[Collected data entries]

>> Start

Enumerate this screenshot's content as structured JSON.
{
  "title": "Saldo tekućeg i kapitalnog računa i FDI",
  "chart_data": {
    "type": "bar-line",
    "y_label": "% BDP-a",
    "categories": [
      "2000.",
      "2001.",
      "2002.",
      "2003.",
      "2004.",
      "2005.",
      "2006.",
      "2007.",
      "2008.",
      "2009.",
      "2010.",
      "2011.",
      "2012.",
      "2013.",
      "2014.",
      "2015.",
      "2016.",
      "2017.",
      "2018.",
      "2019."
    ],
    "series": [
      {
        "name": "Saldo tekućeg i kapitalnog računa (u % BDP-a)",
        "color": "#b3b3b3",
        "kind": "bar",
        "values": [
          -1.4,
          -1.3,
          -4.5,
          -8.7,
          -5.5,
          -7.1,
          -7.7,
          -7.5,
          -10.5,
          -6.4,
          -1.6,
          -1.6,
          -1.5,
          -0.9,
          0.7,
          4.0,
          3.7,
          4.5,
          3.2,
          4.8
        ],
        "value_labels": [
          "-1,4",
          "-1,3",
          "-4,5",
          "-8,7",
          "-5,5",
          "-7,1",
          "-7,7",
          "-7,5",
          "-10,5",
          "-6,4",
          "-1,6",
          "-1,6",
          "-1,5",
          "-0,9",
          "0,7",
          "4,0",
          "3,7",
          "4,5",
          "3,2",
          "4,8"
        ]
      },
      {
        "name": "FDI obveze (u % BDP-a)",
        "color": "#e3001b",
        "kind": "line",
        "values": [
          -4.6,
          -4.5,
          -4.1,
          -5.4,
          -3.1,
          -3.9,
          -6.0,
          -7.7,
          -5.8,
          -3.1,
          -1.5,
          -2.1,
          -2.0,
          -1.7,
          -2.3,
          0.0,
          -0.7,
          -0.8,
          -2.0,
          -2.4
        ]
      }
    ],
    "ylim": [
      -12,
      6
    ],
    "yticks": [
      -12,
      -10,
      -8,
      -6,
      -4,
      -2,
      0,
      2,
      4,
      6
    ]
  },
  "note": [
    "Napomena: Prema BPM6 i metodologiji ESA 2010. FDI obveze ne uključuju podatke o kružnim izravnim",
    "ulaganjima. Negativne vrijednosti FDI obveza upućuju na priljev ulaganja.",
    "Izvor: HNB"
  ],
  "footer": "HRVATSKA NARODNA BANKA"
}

>> End

**What the task asks**
Say how many lines have the string "name" in them, offering no words beyond the number.

**Final result**
2